* _SET TASK_
Return each line in the data that contains the string "branch". Case counts.

* _MATERIAL_

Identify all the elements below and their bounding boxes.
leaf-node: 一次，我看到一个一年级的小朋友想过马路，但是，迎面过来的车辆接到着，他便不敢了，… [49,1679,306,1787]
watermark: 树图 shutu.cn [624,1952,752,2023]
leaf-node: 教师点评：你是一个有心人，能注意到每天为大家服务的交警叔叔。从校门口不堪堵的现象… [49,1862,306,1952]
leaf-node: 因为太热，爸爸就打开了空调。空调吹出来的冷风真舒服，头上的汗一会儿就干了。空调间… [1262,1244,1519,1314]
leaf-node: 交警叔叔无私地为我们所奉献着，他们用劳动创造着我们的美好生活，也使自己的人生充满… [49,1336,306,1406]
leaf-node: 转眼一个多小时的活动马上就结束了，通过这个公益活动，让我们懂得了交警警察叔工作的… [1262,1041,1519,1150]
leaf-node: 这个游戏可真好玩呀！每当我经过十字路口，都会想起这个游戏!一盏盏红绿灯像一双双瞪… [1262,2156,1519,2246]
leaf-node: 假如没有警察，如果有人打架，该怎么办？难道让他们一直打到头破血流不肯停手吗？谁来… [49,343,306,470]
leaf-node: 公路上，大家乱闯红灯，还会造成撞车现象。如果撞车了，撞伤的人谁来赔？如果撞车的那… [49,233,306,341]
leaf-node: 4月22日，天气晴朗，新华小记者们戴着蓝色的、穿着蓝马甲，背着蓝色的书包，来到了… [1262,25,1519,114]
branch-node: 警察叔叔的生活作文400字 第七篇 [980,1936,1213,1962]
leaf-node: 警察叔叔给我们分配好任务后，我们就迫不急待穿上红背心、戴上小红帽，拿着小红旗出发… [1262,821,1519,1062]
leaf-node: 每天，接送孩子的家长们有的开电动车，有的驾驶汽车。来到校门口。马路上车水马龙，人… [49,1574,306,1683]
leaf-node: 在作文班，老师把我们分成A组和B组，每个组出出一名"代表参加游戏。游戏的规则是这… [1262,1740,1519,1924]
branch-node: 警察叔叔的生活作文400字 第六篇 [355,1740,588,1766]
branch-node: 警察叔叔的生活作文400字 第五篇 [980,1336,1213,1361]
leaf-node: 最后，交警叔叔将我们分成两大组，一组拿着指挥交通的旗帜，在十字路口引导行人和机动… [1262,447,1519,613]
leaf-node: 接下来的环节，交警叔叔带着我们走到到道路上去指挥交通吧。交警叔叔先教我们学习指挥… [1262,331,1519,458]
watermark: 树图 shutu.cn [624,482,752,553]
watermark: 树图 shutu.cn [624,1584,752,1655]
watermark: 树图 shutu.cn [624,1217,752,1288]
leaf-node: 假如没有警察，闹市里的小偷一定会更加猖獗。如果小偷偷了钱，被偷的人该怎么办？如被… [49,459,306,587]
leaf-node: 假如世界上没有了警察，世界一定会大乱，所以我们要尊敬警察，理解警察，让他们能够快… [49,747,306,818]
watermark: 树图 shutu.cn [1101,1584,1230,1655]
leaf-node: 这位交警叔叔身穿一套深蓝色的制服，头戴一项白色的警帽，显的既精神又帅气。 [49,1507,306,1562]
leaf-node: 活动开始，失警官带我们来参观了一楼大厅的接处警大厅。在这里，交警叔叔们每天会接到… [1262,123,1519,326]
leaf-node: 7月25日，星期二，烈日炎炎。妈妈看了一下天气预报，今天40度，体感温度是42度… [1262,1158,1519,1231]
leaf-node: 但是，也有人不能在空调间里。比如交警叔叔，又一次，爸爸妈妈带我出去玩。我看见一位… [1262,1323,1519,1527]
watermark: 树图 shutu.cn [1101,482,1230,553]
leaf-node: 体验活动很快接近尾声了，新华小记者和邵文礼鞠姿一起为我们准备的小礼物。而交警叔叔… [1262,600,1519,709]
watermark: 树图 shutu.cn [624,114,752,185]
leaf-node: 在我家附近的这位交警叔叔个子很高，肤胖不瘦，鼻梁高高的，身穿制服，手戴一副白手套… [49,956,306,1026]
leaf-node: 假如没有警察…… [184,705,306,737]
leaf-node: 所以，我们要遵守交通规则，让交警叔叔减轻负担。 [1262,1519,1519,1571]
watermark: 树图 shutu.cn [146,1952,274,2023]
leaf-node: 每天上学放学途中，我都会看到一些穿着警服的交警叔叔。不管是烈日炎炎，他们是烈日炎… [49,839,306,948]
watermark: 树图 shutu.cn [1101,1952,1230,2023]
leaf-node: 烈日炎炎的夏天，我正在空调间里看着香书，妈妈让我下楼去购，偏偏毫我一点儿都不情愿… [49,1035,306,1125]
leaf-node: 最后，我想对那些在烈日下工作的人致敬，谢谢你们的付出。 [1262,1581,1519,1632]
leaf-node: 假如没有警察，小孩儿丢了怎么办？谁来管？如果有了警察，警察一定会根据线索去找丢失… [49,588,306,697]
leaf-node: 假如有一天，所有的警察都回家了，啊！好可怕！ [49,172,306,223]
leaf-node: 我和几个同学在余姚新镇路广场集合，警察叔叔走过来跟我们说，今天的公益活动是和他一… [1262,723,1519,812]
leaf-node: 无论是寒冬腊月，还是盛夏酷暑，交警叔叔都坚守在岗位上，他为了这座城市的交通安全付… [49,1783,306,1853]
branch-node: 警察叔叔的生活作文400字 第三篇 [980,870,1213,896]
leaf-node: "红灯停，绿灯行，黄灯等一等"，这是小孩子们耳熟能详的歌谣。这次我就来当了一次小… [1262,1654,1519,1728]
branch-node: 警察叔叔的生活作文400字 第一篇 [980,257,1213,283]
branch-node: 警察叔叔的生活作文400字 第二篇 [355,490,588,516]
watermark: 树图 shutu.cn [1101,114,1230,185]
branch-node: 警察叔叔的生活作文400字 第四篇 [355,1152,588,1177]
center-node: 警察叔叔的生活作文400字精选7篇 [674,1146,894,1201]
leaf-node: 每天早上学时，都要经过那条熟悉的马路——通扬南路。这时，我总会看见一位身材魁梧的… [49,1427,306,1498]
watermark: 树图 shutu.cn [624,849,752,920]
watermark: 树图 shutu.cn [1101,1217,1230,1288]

* _EXERCISE RESULT_
branch-node: 警察叔叔的生活作文400字 第七篇 [980,1936,1213,1962]
branch-node: 警察叔叔的生活作文400字 第六篇 [355,1740,588,1766]
branch-node: 警察叔叔的生活作文400字 第五篇 [980,1336,1213,1361]
branch-node: 警察叔叔的生活作文400字 第三篇 [980,870,1213,896]
branch-node: 警察叔叔的生活作文400字 第一篇 [980,257,1213,283]
branch-node: 警察叔叔的生活作文400字 第二篇 [355,490,588,516]
branch-node: 警察叔叔的生活作文400字 第四篇 [355,1152,588,1177]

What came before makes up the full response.